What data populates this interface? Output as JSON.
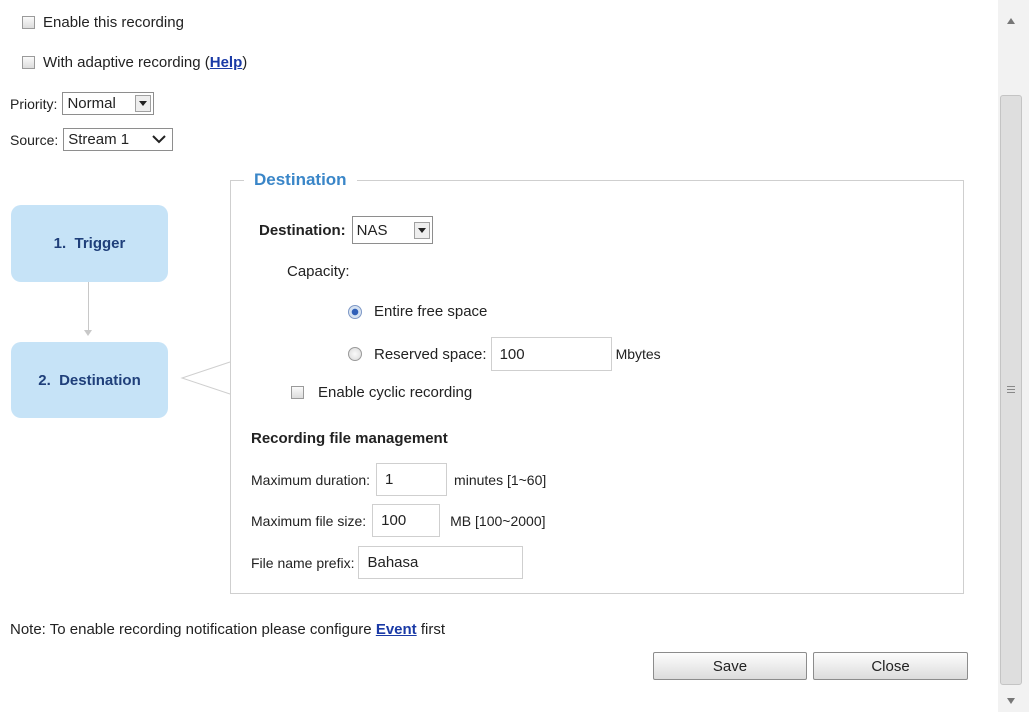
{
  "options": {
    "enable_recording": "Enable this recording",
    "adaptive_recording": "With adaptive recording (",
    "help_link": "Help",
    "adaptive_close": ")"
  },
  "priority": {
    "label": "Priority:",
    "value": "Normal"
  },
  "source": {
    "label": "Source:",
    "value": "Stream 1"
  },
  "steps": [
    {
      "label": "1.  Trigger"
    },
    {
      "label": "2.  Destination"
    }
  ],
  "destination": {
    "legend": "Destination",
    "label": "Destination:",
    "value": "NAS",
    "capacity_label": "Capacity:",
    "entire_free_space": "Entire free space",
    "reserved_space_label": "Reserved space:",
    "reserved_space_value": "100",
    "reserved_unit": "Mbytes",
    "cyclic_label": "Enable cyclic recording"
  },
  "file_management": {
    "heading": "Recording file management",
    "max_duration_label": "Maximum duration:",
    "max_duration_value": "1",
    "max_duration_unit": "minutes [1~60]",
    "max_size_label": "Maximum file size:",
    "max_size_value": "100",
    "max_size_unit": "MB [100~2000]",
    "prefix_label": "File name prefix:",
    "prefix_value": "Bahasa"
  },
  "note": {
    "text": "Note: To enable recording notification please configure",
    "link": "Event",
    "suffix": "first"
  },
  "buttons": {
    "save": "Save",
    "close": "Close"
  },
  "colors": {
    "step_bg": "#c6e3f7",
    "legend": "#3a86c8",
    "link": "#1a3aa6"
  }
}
-.-.-
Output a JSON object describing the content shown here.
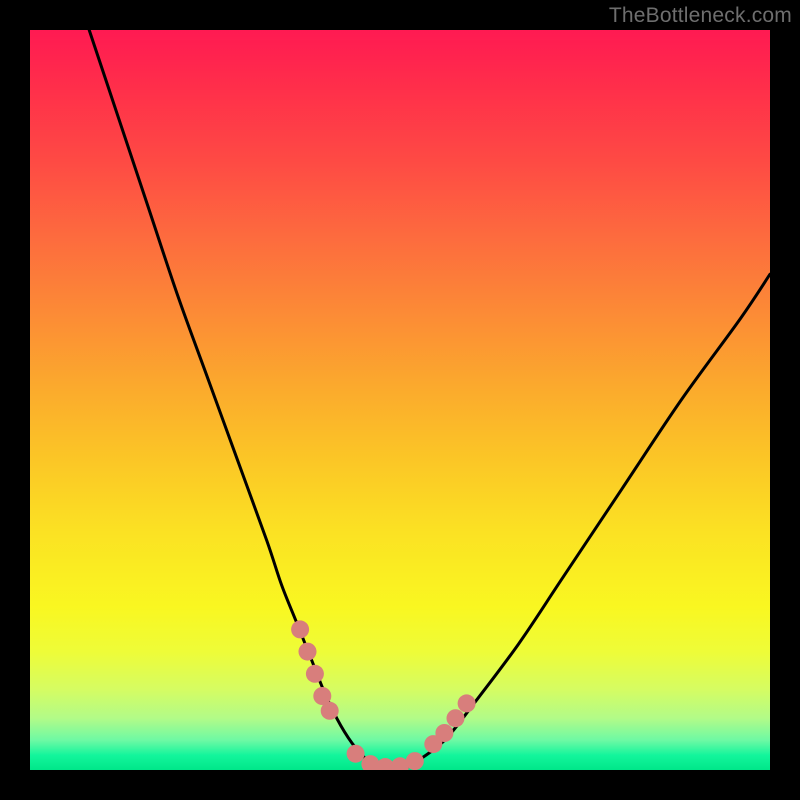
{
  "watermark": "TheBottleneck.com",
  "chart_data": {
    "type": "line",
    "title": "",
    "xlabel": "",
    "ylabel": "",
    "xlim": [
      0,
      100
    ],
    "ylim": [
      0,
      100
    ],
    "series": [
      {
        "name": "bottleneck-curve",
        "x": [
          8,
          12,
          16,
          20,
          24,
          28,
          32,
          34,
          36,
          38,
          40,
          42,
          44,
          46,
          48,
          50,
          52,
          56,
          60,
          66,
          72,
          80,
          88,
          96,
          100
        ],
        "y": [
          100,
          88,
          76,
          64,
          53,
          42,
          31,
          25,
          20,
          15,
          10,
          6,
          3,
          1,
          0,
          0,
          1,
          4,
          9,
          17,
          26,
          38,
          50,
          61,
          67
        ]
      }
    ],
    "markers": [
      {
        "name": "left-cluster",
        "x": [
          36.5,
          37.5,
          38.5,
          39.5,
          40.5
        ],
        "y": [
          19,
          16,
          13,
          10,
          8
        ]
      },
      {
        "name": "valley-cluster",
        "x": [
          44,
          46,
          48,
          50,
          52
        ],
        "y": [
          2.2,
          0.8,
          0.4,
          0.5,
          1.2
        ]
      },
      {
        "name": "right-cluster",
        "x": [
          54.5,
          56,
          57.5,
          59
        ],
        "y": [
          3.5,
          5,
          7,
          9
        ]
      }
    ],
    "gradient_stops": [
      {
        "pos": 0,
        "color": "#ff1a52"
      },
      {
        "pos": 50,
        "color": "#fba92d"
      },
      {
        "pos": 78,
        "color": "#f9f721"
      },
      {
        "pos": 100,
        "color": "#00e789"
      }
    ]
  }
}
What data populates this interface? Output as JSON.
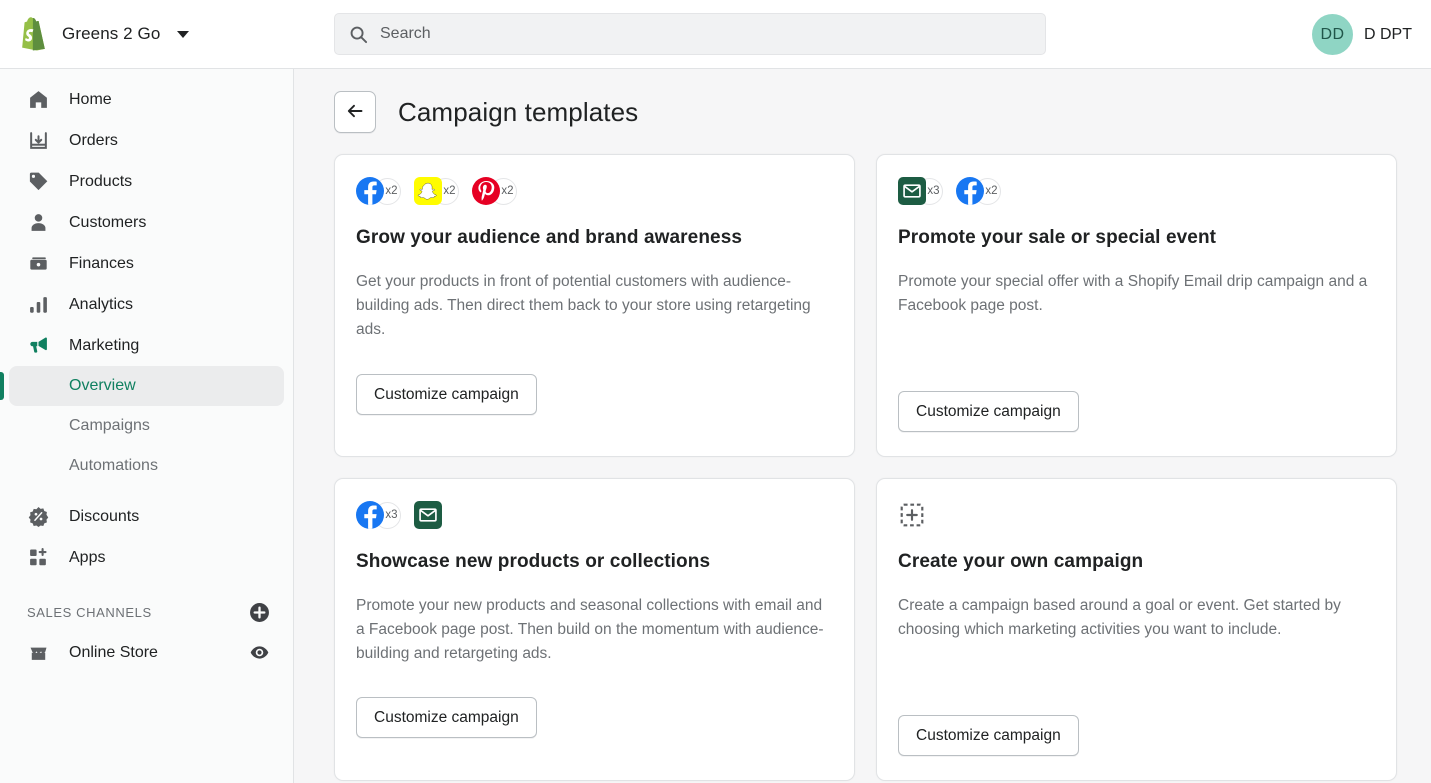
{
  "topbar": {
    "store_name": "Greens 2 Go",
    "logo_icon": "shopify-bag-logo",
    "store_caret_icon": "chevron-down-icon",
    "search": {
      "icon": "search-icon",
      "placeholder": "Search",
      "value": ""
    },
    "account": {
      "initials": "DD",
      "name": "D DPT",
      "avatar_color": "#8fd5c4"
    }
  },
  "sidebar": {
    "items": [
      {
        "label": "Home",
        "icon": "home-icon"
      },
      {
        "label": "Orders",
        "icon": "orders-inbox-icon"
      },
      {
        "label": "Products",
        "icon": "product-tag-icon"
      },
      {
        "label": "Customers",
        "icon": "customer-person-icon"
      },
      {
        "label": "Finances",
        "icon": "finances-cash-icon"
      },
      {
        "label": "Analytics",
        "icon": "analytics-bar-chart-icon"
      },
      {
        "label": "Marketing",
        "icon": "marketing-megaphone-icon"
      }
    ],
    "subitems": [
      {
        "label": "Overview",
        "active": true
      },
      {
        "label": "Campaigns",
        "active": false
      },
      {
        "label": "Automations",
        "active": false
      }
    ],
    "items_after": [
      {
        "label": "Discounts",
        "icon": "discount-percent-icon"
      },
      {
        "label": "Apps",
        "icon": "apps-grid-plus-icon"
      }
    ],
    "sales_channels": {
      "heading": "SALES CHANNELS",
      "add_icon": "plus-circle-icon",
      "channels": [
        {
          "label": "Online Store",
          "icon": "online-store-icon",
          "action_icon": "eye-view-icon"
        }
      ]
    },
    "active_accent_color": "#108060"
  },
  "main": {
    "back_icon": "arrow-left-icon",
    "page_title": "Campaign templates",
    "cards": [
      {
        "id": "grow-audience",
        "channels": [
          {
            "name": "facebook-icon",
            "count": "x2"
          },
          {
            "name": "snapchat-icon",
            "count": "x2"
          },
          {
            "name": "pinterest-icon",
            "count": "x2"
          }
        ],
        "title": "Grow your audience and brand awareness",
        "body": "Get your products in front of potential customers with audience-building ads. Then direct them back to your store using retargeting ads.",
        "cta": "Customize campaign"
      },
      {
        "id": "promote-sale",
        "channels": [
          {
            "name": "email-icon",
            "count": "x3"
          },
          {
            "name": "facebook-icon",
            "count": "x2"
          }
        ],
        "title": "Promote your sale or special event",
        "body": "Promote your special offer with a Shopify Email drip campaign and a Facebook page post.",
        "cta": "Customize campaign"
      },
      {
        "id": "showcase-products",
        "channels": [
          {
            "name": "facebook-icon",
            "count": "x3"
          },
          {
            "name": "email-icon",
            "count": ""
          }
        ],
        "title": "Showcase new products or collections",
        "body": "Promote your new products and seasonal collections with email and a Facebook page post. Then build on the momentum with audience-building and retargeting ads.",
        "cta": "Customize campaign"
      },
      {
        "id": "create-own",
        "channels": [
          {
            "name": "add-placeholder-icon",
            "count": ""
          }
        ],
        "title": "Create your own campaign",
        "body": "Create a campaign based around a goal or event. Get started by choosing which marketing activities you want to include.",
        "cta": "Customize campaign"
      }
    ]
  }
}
-.-.-
GIVEN EXERCISE:
Track down every line holding the string "left" and copy it.

CORRECT RESULT:
        "name": "left-cluster",
    "back_icon": "arrow-left-icon",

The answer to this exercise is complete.